>>>

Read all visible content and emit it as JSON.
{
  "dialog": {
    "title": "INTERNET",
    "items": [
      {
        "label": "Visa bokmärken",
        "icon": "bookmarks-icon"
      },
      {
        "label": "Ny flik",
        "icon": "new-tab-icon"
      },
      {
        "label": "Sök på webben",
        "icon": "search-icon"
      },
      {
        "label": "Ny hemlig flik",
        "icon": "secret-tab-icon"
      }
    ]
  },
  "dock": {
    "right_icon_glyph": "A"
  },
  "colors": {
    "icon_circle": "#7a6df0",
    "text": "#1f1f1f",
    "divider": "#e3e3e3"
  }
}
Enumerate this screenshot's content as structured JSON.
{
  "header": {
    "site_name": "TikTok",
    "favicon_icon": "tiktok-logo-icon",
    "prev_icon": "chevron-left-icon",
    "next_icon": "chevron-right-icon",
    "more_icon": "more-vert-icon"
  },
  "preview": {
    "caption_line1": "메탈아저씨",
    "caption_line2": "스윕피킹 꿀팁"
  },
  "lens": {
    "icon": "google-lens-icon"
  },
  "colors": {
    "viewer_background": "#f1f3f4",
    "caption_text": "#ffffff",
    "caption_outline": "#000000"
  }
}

<<<

» PROBLEM DESCRIPTION
List every line from the entries above in which "JSON" appears.

» EXERCISE ANSWER
Read all visible content and emit it as JSON.
Enumerate this screenshot's content as structured JSON.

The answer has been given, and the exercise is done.